WHAT YOU NEED TO DO: Go through the entries and count the lines with the string "Govt" in them. Give only that number.
----- ENTRIES PROVIDED
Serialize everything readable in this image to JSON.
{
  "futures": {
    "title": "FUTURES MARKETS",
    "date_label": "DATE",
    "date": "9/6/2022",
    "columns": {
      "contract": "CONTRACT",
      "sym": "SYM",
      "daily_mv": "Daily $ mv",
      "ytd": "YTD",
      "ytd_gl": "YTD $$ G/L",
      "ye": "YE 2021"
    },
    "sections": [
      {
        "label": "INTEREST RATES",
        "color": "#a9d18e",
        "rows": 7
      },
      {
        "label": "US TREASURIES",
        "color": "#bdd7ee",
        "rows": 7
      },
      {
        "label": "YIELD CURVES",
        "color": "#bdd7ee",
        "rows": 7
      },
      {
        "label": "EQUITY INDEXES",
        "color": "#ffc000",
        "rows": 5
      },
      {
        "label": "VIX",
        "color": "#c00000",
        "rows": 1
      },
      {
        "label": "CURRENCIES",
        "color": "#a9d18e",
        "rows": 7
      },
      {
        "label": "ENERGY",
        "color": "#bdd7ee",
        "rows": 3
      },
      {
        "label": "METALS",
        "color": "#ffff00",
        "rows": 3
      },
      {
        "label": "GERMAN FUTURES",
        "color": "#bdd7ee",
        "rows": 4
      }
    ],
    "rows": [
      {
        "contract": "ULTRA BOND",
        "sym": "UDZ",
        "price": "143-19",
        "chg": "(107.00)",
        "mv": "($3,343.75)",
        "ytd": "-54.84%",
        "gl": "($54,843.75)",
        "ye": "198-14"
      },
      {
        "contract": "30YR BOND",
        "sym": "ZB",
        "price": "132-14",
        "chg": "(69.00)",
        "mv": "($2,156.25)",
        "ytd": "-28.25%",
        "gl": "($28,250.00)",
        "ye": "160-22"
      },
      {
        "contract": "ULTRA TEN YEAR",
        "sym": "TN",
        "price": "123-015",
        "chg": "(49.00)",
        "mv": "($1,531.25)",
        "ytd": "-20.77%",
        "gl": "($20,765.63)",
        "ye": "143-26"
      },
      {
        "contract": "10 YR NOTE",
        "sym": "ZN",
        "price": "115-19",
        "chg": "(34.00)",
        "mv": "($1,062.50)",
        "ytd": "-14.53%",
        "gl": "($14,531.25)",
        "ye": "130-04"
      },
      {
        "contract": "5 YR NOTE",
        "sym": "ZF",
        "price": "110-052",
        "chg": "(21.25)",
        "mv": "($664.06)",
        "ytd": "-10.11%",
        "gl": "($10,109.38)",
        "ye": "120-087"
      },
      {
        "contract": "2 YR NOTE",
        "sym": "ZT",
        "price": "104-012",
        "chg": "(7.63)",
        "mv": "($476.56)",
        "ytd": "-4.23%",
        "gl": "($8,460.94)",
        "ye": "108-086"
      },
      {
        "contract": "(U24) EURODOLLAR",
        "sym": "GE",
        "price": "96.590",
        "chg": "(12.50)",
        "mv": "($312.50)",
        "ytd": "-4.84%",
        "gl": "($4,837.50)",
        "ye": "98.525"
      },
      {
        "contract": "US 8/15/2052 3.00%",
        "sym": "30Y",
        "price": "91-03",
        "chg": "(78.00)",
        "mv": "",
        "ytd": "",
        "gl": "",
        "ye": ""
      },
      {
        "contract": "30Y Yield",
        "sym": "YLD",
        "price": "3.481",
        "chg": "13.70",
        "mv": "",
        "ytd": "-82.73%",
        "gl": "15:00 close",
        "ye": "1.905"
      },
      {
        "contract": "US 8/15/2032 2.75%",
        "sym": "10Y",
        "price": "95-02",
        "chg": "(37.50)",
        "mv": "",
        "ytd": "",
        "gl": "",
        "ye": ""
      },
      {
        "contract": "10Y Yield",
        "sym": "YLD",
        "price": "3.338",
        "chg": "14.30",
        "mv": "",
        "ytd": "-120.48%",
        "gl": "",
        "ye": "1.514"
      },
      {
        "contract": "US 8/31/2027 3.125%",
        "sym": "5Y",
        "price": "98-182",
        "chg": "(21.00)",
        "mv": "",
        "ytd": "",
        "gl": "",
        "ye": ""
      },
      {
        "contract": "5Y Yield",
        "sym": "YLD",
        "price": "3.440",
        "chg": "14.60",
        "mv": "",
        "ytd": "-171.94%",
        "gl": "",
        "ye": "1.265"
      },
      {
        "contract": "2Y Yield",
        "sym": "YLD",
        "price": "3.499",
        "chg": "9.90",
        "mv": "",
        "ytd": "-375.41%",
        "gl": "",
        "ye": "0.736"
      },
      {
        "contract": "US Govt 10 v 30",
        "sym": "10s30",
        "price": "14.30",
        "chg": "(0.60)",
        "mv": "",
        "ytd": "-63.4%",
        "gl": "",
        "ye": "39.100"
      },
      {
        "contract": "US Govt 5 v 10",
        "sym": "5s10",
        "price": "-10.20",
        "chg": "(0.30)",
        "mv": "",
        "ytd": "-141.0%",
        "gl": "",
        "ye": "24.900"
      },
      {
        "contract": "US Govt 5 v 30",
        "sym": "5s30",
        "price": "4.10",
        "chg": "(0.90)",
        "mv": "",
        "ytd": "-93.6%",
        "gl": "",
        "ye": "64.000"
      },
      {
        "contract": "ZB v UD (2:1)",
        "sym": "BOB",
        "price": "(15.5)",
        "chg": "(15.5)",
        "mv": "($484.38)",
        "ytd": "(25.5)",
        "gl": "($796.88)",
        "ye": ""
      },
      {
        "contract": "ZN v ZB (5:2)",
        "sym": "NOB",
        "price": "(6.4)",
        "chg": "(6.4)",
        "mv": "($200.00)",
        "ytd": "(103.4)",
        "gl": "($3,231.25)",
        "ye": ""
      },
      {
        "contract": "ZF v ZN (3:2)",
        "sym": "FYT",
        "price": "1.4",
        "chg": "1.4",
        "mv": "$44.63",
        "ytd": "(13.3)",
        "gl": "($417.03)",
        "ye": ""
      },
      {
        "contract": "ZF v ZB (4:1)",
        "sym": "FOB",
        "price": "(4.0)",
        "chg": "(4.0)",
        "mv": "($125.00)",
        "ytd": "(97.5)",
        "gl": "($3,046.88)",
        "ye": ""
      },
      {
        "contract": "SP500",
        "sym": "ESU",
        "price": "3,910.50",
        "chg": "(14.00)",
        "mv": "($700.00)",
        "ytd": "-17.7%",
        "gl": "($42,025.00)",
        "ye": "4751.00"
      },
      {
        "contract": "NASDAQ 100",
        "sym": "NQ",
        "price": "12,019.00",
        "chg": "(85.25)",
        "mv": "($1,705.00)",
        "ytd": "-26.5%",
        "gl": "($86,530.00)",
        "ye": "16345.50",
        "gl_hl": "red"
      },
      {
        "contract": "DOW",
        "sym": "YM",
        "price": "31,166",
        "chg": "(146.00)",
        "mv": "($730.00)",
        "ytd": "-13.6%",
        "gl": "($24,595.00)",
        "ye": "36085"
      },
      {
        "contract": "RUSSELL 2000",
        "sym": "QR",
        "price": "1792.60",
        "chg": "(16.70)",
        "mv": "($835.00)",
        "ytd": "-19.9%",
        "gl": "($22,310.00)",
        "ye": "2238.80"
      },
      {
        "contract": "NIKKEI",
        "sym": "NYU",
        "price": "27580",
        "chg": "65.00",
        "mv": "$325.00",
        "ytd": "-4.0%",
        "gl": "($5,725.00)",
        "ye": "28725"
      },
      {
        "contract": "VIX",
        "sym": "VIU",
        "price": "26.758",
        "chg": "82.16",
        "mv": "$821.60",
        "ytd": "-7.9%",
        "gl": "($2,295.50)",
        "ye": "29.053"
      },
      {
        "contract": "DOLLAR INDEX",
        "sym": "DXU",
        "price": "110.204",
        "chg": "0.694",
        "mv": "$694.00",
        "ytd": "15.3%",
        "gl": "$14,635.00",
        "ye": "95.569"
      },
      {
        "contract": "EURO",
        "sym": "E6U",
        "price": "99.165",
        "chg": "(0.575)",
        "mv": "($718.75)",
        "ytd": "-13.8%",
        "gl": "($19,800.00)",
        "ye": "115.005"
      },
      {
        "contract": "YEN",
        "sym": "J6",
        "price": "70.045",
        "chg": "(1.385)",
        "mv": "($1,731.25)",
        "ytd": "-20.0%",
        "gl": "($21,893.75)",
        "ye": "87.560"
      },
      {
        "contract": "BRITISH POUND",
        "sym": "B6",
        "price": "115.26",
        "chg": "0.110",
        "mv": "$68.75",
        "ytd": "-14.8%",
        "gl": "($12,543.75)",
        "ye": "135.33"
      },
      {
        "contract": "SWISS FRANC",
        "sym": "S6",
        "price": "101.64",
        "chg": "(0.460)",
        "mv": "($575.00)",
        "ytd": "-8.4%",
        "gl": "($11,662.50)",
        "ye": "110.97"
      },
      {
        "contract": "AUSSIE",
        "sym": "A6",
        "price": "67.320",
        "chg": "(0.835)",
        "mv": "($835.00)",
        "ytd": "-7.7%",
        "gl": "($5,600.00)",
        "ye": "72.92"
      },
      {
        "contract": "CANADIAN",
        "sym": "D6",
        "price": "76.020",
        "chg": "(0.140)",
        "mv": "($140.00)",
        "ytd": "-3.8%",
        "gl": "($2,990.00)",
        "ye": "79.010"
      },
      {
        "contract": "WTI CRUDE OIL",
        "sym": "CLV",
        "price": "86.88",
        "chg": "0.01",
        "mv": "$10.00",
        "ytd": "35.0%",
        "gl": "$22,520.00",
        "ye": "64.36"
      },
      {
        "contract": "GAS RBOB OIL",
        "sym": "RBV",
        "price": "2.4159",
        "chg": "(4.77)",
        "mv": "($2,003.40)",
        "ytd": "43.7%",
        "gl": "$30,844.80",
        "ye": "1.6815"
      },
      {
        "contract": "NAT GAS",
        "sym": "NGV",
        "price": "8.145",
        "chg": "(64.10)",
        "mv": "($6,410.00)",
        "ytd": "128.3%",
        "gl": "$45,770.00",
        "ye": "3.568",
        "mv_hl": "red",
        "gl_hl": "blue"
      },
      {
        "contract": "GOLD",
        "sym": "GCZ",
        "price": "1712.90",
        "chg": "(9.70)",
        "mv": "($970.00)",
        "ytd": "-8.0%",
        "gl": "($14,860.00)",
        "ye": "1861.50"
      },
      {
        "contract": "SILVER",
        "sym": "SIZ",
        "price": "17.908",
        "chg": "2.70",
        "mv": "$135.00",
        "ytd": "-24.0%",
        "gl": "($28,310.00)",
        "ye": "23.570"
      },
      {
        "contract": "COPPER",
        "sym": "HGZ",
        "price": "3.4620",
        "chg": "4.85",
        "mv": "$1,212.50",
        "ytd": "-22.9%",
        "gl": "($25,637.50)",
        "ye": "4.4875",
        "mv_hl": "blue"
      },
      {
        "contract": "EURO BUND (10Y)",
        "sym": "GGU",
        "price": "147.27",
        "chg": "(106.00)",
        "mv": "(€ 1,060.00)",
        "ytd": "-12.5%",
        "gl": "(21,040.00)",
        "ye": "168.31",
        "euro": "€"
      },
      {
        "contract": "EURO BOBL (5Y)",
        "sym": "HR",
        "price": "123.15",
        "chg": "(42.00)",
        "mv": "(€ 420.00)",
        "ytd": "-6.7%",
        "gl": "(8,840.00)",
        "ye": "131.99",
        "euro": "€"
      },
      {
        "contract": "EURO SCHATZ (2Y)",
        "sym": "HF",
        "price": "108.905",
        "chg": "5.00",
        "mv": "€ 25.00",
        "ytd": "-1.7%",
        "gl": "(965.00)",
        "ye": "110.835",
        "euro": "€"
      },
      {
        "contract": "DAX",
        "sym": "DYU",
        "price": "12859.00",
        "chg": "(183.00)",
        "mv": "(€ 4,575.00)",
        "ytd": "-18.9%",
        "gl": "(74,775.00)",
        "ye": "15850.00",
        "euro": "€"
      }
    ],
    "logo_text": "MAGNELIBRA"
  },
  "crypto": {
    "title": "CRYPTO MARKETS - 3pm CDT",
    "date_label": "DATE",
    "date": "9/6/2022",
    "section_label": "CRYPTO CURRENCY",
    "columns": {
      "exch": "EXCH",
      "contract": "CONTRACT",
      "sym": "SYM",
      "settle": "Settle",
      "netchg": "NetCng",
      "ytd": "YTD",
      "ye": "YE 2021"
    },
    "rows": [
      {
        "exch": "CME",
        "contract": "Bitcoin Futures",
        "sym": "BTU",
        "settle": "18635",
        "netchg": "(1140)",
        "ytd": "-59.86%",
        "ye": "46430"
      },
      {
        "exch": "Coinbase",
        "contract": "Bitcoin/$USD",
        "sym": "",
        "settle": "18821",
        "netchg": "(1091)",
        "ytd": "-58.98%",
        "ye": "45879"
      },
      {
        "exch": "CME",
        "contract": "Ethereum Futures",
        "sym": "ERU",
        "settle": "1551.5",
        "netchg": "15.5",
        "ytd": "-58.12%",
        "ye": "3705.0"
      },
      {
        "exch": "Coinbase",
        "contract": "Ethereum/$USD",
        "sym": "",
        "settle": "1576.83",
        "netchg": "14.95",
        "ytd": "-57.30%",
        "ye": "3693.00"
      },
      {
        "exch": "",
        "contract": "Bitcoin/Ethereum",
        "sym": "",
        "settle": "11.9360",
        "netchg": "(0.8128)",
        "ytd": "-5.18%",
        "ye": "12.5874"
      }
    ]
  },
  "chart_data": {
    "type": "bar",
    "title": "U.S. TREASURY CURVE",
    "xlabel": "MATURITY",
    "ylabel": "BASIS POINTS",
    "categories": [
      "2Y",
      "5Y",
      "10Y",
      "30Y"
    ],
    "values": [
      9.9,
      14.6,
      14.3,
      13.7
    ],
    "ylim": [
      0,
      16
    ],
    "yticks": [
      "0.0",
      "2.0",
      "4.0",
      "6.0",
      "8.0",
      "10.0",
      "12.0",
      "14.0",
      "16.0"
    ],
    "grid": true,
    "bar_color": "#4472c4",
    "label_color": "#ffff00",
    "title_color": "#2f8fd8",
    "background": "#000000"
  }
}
----------
WORKED ANSWER: 3